#### EXERCISE
Read the records below and copy each line that contains "JSON".

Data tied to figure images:
++++++++++++++++++++

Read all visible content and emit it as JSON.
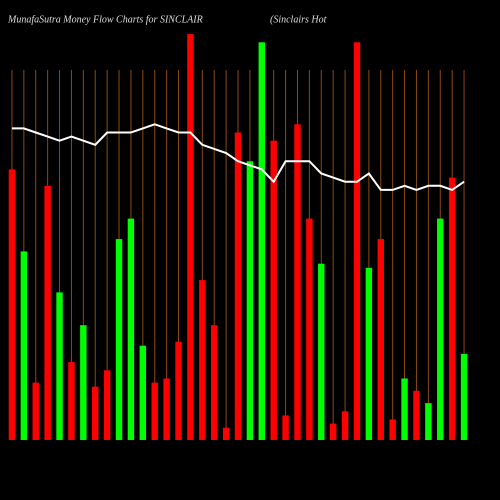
{
  "chart_data": {
    "type": "bar",
    "title": "MunafaSutra  Money Flow  Charts for SINCLAIR",
    "subtitle": "(Sinclairs Hot",
    "categories": [
      null,
      null,
      null,
      null,
      null,
      null,
      null,
      null,
      null,
      null,
      null,
      null,
      null,
      null,
      null,
      null,
      null,
      null,
      null,
      null,
      null,
      null,
      null,
      null,
      null,
      null,
      null,
      null,
      null,
      null,
      null,
      null,
      null,
      null,
      null,
      null,
      null,
      null,
      null
    ],
    "values": [
      66,
      46,
      14,
      62,
      36,
      19,
      28,
      13,
      17,
      49,
      54,
      23,
      14,
      15,
      24,
      99,
      39,
      28,
      3,
      75,
      68,
      97,
      73,
      6,
      77,
      54,
      43,
      4,
      7,
      97,
      42,
      49,
      5,
      15,
      12,
      9,
      54,
      64,
      21
    ],
    "colors": [
      "#ff0000",
      "#00ff00",
      "#ff0000",
      "#ff0000",
      "#00ff00",
      "#ff0000",
      "#00ff00",
      "#ff0000",
      "#ff0000",
      "#00ff00",
      "#00ff00",
      "#00ff00",
      "#ff0000",
      "#ff0000",
      "#ff0000",
      "#ff0000",
      "#ff0000",
      "#ff0000",
      "#ff0000",
      "#ff0000",
      "#00ff00",
      "#00ff00",
      "#ff0000",
      "#ff0000",
      "#ff0000",
      "#ff0000",
      "#00ff00",
      "#ff0000",
      "#ff0000",
      "#ff0000",
      "#00ff00",
      "#ff0000",
      "#ff0000",
      "#00ff00",
      "#ff0000",
      "#00ff00",
      "#00ff00",
      "#ff0000",
      "#00ff00"
    ],
    "line": {
      "color": "#ffffff",
      "values": [
        76,
        76,
        75,
        74,
        73,
        74,
        73,
        72,
        75,
        75,
        75,
        76,
        77,
        76,
        75,
        75,
        72,
        71,
        70,
        68,
        67,
        66,
        63,
        68,
        68,
        68,
        65,
        64,
        63,
        63,
        65,
        61,
        61,
        62,
        61,
        62,
        62,
        61,
        63
      ]
    },
    "ylim": [
      0,
      100
    ],
    "grid": true,
    "grid_color": "#8b4a10"
  }
}
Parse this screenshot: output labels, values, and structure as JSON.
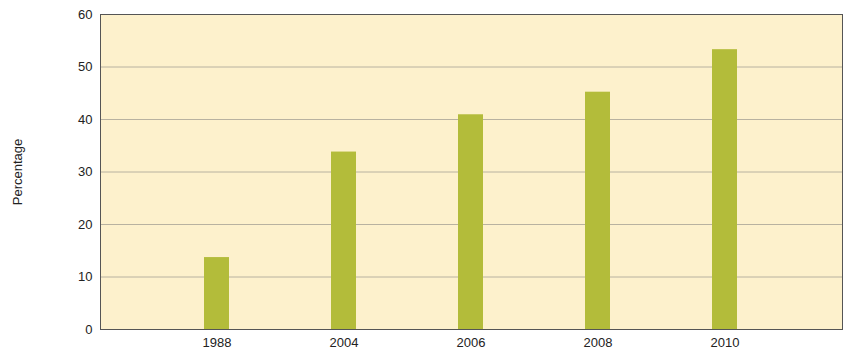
{
  "chart_data": {
    "type": "bar",
    "y_label": "Percentage",
    "categories": [
      "1988",
      "2004",
      "2006",
      "2008",
      "2010"
    ],
    "values": [
      13.7,
      33.8,
      40.9,
      45.2,
      53.3
    ],
    "color": "#b3bc3a",
    "ylim": [
      0,
      60
    ],
    "yticks": [
      0,
      10,
      20,
      30,
      40,
      50,
      60
    ],
    "grid": true
  }
}
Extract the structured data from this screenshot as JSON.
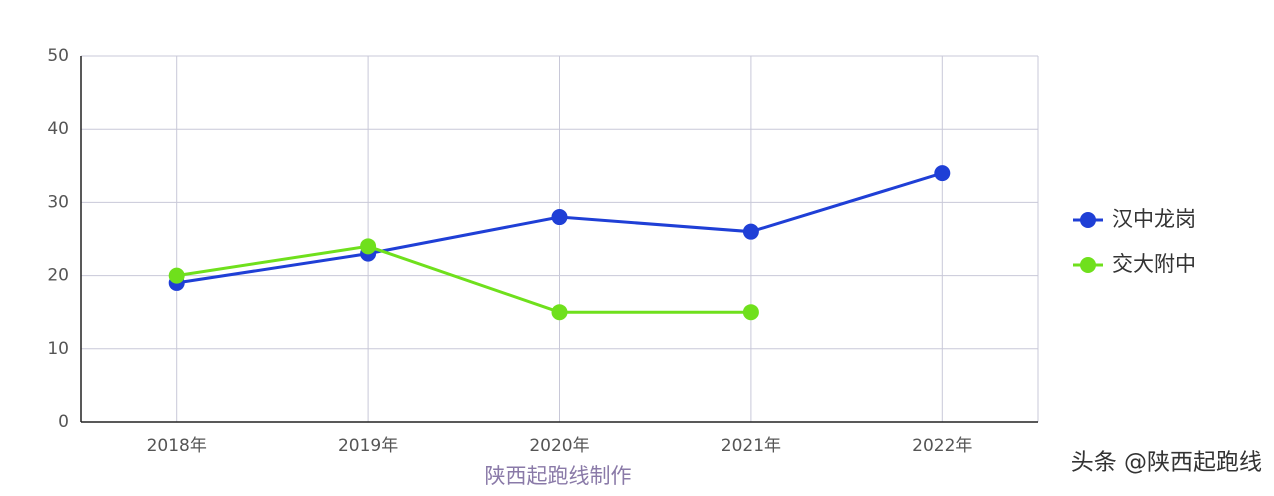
{
  "chart_data": {
    "type": "line",
    "categories": [
      "2018年",
      "2019年",
      "2020年",
      "2021年",
      "2022年"
    ],
    "series": [
      {
        "name": "汉中龙岗",
        "color": "#1f3fd6",
        "values": [
          19,
          23,
          28,
          26,
          34
        ]
      },
      {
        "name": "交大附中",
        "color": "#6fe01c",
        "values": [
          20,
          24,
          15,
          15,
          null
        ]
      }
    ],
    "ylim": [
      0,
      50
    ],
    "yticks": [
      0,
      10,
      20,
      30,
      40,
      50
    ],
    "grid": true,
    "xlabel": "陕西起跑线制作",
    "legend": "right",
    "watermark": "头条 @陕西起跑线"
  }
}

++++++++++++++++++++

#### RESPONSE TO THIS EXERCISE
Read all visible content and emit it as JSON.
Parse this screenshot: output labels, values, and structure as JSON.
Extract the structured data from this screenshot as JSON.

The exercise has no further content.